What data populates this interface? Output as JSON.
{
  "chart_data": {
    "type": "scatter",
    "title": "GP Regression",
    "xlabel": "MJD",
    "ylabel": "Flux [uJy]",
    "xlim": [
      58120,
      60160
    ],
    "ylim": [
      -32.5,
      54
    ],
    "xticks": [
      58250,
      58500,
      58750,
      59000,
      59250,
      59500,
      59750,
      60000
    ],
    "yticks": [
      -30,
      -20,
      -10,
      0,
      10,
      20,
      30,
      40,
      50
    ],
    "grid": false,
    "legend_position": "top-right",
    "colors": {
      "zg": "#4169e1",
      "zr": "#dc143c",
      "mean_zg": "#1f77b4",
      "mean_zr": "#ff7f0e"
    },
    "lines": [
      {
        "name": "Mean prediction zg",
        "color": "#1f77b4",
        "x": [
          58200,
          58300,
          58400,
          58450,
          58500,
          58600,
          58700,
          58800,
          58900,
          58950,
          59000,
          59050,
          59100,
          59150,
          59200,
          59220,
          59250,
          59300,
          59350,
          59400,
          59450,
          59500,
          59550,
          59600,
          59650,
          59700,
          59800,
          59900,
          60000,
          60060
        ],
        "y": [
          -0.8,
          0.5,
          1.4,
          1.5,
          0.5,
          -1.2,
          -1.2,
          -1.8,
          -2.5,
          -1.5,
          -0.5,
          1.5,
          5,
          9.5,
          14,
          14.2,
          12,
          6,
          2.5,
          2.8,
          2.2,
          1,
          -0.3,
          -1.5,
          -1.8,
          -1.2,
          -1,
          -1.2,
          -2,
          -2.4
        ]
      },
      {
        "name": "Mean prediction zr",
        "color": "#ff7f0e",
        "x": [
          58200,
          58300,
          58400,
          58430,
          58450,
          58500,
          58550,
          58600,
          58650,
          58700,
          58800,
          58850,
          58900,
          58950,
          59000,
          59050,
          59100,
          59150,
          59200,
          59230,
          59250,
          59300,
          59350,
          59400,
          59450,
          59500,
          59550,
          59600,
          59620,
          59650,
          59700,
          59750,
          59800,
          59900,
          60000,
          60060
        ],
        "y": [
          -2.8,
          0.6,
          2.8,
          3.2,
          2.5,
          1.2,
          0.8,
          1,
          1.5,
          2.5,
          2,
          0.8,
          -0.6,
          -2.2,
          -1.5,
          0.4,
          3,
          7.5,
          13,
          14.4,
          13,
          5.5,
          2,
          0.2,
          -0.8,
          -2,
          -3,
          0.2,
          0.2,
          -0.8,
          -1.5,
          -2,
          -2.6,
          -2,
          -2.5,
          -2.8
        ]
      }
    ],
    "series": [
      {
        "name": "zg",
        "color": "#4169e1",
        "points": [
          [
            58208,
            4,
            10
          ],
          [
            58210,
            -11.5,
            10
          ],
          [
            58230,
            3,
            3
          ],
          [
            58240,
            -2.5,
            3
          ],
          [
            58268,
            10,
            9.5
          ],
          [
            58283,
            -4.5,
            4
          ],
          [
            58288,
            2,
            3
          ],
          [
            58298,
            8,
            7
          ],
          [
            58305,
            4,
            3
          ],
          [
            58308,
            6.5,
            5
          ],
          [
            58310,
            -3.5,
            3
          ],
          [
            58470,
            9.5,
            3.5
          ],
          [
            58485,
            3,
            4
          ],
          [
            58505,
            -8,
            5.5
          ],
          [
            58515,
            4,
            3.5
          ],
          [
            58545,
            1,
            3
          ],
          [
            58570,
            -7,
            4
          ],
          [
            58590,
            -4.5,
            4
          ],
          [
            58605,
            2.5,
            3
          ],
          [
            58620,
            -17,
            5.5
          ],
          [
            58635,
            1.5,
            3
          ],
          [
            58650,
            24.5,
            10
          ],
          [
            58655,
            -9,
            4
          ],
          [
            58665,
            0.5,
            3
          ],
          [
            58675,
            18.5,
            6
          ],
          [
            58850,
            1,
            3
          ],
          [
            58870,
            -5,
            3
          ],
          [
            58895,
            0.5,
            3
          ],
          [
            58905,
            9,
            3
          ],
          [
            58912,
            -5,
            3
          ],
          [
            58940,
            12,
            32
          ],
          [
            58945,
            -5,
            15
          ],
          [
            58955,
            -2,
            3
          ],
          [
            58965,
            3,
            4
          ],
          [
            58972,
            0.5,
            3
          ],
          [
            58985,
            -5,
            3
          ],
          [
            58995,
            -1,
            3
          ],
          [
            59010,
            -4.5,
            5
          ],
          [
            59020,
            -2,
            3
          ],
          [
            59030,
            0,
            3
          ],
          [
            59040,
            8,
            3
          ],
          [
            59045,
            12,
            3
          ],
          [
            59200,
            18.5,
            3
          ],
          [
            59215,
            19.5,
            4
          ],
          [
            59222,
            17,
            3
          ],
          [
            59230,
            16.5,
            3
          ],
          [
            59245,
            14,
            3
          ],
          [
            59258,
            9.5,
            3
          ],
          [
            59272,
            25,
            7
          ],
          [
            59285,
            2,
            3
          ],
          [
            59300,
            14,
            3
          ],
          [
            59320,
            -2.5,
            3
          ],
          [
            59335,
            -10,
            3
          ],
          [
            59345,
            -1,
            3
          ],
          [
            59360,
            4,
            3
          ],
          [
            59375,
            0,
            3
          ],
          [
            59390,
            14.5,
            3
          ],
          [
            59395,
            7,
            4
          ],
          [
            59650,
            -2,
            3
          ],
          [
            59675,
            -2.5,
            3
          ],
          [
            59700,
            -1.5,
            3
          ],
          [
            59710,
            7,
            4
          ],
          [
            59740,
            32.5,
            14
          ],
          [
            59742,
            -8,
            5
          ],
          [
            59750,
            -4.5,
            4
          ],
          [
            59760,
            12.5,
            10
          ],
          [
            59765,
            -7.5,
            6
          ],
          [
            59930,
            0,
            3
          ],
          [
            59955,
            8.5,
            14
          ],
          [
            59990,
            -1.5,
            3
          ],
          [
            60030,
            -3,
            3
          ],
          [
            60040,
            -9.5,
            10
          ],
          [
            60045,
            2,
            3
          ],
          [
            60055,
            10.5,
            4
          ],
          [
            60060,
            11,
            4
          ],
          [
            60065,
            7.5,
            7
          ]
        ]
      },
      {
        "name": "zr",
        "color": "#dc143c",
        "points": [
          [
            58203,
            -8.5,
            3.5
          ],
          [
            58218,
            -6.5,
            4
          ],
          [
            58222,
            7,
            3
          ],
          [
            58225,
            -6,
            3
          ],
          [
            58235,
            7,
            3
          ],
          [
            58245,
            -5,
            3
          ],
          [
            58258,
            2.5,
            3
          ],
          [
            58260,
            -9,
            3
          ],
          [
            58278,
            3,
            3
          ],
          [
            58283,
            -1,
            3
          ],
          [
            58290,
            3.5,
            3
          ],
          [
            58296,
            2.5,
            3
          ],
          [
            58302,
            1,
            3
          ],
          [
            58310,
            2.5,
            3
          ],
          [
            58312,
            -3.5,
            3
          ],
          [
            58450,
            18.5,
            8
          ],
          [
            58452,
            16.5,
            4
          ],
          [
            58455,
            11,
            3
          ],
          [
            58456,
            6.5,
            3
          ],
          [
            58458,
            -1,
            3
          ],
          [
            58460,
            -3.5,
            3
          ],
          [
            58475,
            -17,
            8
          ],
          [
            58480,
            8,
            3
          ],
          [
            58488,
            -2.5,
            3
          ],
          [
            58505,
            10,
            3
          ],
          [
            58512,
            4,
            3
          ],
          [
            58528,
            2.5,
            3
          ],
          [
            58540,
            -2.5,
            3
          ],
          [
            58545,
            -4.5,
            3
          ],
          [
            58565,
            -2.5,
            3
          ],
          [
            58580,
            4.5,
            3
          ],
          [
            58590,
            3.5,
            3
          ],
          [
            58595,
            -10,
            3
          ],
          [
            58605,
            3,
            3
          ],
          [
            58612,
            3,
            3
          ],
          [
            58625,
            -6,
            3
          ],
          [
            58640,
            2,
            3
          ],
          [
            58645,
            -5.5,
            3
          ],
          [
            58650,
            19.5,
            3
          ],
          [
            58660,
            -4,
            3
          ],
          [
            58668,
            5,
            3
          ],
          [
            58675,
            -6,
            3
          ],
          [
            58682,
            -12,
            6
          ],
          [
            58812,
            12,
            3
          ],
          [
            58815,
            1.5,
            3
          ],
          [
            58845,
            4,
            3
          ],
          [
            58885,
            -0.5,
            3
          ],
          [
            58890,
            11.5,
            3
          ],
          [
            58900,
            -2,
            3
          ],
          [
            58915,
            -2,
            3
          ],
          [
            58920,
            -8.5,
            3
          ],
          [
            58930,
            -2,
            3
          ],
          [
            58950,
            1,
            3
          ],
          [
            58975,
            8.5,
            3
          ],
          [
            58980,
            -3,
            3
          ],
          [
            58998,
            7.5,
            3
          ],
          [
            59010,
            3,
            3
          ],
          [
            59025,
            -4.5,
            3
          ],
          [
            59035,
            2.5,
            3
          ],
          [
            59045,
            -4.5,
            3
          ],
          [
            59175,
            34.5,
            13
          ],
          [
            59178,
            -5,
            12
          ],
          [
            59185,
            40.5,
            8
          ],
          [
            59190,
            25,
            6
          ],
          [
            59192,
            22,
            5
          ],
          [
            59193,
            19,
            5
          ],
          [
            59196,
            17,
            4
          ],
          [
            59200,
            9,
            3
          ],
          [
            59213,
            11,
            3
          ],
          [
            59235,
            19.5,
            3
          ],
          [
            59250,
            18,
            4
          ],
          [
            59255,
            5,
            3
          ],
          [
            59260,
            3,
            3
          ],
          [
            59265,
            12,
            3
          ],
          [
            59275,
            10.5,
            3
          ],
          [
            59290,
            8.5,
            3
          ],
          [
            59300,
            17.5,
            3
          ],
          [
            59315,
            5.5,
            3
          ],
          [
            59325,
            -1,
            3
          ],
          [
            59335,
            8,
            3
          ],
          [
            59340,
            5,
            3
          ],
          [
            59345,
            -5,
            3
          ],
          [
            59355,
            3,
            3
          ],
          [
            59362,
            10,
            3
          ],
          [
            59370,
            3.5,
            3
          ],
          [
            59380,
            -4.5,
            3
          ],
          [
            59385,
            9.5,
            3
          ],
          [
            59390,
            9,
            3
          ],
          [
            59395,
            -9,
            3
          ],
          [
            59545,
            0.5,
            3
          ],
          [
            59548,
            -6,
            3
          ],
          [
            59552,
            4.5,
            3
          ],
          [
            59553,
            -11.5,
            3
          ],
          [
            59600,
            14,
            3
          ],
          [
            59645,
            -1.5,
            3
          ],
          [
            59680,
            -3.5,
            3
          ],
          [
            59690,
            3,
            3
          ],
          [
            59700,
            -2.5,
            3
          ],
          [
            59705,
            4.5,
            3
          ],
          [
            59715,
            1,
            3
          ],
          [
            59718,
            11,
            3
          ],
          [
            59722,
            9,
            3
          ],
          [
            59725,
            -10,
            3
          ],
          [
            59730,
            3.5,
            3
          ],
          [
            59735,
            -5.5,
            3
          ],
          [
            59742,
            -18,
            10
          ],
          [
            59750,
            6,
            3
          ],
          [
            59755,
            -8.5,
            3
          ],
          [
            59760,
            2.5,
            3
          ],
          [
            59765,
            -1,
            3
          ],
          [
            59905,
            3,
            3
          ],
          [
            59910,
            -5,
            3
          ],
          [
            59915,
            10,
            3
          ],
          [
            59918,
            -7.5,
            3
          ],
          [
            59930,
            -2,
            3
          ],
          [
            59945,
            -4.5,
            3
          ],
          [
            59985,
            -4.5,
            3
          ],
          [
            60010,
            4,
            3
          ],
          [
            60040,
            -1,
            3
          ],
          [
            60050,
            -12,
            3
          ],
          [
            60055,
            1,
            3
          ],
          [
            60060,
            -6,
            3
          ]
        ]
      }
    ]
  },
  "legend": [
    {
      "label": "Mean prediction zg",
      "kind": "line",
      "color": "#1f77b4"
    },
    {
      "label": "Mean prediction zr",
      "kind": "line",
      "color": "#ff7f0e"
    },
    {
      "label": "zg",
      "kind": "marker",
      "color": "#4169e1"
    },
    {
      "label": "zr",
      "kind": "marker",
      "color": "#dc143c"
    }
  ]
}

_PROBLEM STATEMENT_
Copy each line that holds the word "prediction".

_ANSWER TO THE TASK_
        "name": "Mean prediction zg",
        "name": "Mean prediction zr",
      "label": "Mean prediction zg",
      "label": "Mean prediction zr",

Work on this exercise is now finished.